AIM OF THE EXERCISE
Extract the lines that carry the string "this" from the listing.
==== MATERIAL SHOWN
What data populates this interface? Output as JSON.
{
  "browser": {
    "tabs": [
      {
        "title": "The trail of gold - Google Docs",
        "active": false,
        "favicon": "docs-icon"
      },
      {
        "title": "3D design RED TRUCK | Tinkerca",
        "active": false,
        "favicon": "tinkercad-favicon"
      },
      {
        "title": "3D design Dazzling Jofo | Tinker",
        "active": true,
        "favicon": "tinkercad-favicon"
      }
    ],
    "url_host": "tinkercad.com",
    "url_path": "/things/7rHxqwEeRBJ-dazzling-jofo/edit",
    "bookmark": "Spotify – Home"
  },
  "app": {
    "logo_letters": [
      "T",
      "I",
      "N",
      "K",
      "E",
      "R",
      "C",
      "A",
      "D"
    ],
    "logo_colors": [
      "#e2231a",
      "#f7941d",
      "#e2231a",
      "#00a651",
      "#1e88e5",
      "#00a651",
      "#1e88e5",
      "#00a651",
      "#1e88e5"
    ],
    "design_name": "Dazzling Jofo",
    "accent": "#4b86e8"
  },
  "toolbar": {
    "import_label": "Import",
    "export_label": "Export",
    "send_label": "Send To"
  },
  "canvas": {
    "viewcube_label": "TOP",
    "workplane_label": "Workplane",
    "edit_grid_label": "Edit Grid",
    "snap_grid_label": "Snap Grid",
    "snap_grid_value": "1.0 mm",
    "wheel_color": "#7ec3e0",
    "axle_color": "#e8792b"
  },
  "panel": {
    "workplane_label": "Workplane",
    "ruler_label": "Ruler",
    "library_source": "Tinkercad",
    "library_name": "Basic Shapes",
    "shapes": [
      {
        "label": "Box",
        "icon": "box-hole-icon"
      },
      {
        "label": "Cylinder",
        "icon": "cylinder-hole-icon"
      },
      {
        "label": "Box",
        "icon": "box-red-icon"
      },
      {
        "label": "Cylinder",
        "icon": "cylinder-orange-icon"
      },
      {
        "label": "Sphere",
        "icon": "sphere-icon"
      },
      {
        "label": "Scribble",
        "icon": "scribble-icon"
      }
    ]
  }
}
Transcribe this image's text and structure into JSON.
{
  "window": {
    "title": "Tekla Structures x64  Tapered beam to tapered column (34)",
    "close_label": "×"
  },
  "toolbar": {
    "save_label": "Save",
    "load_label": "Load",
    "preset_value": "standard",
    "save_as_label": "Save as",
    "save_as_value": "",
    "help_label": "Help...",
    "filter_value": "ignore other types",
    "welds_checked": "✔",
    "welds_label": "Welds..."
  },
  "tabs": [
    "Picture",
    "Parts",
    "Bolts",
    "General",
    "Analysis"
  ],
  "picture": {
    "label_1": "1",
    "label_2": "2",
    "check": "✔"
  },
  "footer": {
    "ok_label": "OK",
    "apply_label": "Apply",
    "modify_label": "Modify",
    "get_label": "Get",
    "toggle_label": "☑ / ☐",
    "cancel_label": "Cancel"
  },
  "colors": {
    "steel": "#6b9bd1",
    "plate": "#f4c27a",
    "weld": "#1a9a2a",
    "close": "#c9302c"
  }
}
========
THE RESPONSE
What data populates this interface? Output as JSON.
Transcribe this image's text and structure into JSON.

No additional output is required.